TO DO: Copy out every record precisely.

MATERIAL:
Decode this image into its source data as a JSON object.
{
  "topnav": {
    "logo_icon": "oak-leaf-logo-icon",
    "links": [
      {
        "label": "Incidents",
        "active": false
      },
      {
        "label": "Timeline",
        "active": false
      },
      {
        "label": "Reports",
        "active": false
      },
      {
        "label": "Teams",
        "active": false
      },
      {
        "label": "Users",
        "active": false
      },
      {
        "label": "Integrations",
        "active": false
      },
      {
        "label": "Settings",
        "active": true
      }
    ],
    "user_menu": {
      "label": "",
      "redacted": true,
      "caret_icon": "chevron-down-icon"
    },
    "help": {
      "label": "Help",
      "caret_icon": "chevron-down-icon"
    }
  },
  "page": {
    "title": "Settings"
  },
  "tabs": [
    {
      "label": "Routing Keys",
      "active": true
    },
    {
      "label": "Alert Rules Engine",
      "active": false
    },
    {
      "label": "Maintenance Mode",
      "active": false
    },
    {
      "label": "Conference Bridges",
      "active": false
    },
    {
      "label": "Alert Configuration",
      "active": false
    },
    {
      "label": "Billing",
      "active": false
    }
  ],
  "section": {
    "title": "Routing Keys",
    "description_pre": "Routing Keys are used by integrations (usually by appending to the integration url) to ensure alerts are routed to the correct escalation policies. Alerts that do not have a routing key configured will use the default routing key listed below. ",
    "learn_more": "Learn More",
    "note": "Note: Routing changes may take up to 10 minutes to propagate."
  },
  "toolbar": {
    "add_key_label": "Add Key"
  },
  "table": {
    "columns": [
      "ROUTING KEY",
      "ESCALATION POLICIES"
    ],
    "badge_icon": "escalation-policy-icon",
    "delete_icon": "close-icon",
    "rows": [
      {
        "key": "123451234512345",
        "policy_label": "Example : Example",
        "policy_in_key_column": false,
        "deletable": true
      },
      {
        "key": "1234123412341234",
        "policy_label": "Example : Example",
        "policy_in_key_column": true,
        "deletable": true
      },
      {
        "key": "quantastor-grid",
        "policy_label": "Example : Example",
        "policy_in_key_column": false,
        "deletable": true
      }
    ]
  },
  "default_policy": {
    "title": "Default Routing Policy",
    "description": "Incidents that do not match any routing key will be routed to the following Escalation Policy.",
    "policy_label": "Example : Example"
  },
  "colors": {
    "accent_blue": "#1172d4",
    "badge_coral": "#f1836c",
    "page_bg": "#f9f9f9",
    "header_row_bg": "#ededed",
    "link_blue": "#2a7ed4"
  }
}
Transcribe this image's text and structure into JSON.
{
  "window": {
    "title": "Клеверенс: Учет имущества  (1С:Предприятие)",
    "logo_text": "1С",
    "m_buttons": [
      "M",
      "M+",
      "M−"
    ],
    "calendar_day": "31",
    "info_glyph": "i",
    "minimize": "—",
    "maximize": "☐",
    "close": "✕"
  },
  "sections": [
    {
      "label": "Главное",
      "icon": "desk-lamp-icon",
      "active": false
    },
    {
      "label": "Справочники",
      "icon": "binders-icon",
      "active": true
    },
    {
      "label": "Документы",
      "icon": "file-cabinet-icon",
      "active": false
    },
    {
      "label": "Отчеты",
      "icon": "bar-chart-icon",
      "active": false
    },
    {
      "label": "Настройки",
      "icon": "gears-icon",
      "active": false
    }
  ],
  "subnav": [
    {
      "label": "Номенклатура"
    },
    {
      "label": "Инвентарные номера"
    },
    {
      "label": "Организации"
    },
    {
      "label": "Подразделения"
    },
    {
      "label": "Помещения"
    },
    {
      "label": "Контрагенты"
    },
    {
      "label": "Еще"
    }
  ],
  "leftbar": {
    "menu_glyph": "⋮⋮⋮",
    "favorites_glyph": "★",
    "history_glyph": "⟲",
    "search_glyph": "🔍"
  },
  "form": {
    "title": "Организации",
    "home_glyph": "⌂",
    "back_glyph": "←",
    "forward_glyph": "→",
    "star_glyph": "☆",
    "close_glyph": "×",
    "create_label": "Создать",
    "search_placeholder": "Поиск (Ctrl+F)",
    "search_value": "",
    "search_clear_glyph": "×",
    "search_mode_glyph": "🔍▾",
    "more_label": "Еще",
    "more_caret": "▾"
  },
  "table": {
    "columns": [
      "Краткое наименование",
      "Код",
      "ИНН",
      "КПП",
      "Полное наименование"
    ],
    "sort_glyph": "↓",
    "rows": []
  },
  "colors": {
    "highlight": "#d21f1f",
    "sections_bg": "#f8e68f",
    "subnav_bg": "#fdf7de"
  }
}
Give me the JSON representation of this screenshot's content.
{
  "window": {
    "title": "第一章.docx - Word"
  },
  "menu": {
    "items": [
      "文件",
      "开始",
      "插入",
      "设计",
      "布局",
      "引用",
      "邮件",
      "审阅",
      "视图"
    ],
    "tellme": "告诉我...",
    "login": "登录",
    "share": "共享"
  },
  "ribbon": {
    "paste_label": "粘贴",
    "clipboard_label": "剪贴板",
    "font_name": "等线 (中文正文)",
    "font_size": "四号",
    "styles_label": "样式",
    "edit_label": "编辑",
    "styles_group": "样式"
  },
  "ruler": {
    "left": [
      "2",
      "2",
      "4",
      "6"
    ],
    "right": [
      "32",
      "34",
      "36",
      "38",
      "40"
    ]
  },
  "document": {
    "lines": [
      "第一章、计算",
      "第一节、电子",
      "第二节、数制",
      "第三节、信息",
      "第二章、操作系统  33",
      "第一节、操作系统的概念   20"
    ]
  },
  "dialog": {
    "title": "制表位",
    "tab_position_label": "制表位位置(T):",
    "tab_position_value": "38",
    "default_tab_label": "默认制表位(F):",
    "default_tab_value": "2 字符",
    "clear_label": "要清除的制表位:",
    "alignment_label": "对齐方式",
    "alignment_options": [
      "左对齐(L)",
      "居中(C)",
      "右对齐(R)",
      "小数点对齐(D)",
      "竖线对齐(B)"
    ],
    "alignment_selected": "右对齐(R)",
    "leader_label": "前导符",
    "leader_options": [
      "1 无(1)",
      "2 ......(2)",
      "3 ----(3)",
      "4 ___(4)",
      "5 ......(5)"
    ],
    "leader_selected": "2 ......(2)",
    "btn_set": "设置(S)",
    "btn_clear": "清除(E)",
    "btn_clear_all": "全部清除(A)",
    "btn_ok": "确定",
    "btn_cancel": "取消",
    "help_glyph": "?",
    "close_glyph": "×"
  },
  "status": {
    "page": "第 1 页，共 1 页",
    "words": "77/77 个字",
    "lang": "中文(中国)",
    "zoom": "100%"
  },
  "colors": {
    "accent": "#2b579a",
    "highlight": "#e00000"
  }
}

OUTPUT BELOW:
Decode this image into its source data as a JSON object.
{
  "topnav": {
    "logo_icon": "oak-leaf-logo-icon",
    "links": [
      {
        "label": "Incidents",
        "active": false
      },
      {
        "label": "Timeline",
        "active": false
      },
      {
        "label": "Reports",
        "active": false
      },
      {
        "label": "Teams",
        "active": false
      },
      {
        "label": "Users",
        "active": false
      },
      {
        "label": "Integrations",
        "active": false
      },
      {
        "label": "Settings",
        "active": true
      }
    ],
    "user_menu": {
      "label": "",
      "redacted": true,
      "caret_icon": "chevron-down-icon"
    },
    "help": {
      "label": "Help",
      "caret_icon": "chevron-down-icon"
    }
  },
  "page": {
    "title": "Settings"
  },
  "tabs": [
    {
      "label": "Routing Keys",
      "active": true
    },
    {
      "label": "Alert Rules Engine",
      "active": false
    },
    {
      "label": "Maintenance Mode",
      "active": false
    },
    {
      "label": "Conference Bridges",
      "active": false
    },
    {
      "label": "Alert Configuration",
      "active": false
    },
    {
      "label": "Billing",
      "active": false
    }
  ],
  "section": {
    "title": "Routing Keys",
    "description_pre": "Routing Keys are used by integrations (usually by appending to the integration url) to ensure alerts are routed to the correct escalation policies. Alerts that do not have a routing key configured will use the default routing key listed below. ",
    "learn_more": "Learn More",
    "note": "Note: Routing changes may take up to 10 minutes to propagate."
  },
  "toolbar": {
    "add_key_label": "Add Key"
  },
  "table": {
    "columns": [
      "ROUTING KEY",
      "ESCALATION POLICIES"
    ],
    "badge_icon": "escalation-policy-icon",
    "delete_icon": "close-icon",
    "rows": [
      {
        "key": "123451234512345",
        "policy_label": "Example : Example",
        "policy_in_key_column": false,
        "deletable": true
      },
      {
        "key": "1234123412341234",
        "policy_label": "Example : Example",
        "policy_in_key_column": true,
        "deletable": true
      },
      {
        "key": "quantastor-grid",
        "policy_label": "Example : Example",
        "policy_in_key_column": false,
        "deletable": true
      }
    ]
  },
  "default_policy": {
    "title": "Default Routing Policy",
    "description": "Incidents that do not match any routing key will be routed to the following Escalation Policy.",
    "policy_label": "Example : Example"
  },
  "colors": {
    "accent_blue": "#1172d4",
    "badge_coral": "#f1836c",
    "page_bg": "#f9f9f9",
    "header_row_bg": "#ededed",
    "link_blue": "#2a7ed4"
  }
}
Transcribe this image's text and structure into JSON.
{
  "window": {
    "title": "Клеверенс: Учет имущества  (1С:Предприятие)",
    "logo_text": "1С",
    "m_buttons": [
      "M",
      "M+",
      "M−"
    ],
    "calendar_day": "31",
    "info_glyph": "i",
    "minimize": "—",
    "maximize": "☐",
    "close": "✕"
  },
  "sections": [
    {
      "label": "Главное",
      "icon": "desk-lamp-icon",
      "active": false
    },
    {
      "label": "Справочники",
      "icon": "binders-icon",
      "active": true
    },
    {
      "label": "Документы",
      "icon": "file-cabinet-icon",
      "active": false
    },
    {
      "label": "Отчеты",
      "icon": "bar-chart-icon",
      "active": false
    },
    {
      "label": "Настройки",
      "icon": "gears-icon",
      "active": false
    }
  ],
  "subnav": [
    {
      "label": "Номенклатура"
    },
    {
      "label": "Инвентарные номера"
    },
    {
      "label": "Организации"
    },
    {
      "label": "Подразделения"
    },
    {
      "label": "Помещения"
    },
    {
      "label": "Контрагенты"
    },
    {
      "label": "Еще"
    }
  ],
  "leftbar": {
    "menu_glyph": "⋮⋮⋮",
    "favorites_glyph": "★",
    "history_glyph": "⟲",
    "search_glyph": "🔍"
  },
  "form": {
    "title": "Организации",
    "home_glyph": "⌂",
    "back_glyph": "←",
    "forward_glyph": "→",
    "star_glyph": "☆",
    "close_glyph": "×",
    "create_label": "Создать",
    "search_placeholder": "Поиск (Ctrl+F)",
    "search_value": "",
    "search_clear_glyph": "×",
    "search_mode_glyph": "🔍▾",
    "more_label": "Еще",
    "more_caret": "▾"
  },
  "table": {
    "columns": [
      "Краткое наименование",
      "Код",
      "ИНН",
      "КПП",
      "Полное наименование"
    ],
    "sort_glyph": "↓",
    "rows": []
  },
  "colors": {
    "highlight": "#d21f1f",
    "sections_bg": "#f8e68f",
    "subnav_bg": "#fdf7de"
  }
}
Give me the JSON representation of this screenshot's content.
{
  "window": {
    "title": "第一章.docx - Word"
  },
  "menu": {
    "items": [
      "文件",
      "开始",
      "插入",
      "设计",
      "布局",
      "引用",
      "邮件",
      "审阅",
      "视图"
    ],
    "tellme": "告诉我...",
    "login": "登录",
    "share": "共享"
  },
  "ribbon": {
    "paste_label": "粘贴",
    "clipboard_label": "剪贴板",
    "font_name": "等线 (中文正文)",
    "font_size": "四号",
    "styles_label": "样式",
    "edit_label": "编辑",
    "styles_group": "样式"
  },
  "ruler": {
    "left": [
      "2",
      "2",
      "4",
      "6"
    ],
    "right": [
      "32",
      "34",
      "36",
      "38",
      "40"
    ]
  },
  "document": {
    "lines": [
      "第一章、计算",
      "第一节、电子",
      "第二节、数制",
      "第三节、信息",
      "第二章、操作系统  33",
      "第一节、操作系统的概念   20"
    ]
  },
  "dialog": {
    "title": "制表位",
    "tab_position_label": "制表位位置(T):",
    "tab_position_value": "38",
    "default_tab_label": "默认制表位(F):",
    "default_tab_value": "2 字符",
    "clear_label": "要清除的制表位:",
    "alignment_label": "对齐方式",
    "alignment_options": [
      "左对齐(L)",
      "居中(C)",
      "右对齐(R)",
      "小数点对齐(D)",
      "竖线对齐(B)"
    ],
    "alignment_selected": "右对齐(R)",
    "leader_label": "前导符",
    "leader_options": [
      "1 无(1)",
      "2 ......(2)",
      "3 ----(3)",
      "4 ___(4)",
      "5 ......(5)"
    ],
    "leader_selected": "2 ......(2)",
    "btn_set": "设置(S)",
    "btn_clear": "清除(E)",
    "btn_clear_all": "全部清除(A)",
    "btn_ok": "确定",
    "btn_cancel": "取消",
    "help_glyph": "?",
    "close_glyph": "×"
  },
  "status": {
    "page": "第 1 页，共 1 页",
    "words": "77/77 个字",
    "lang": "中文(中国)",
    "zoom": "100%"
  },
  "colors": {
    "accent": "#2b579a",
    "highlight": "#e00000"
  }
}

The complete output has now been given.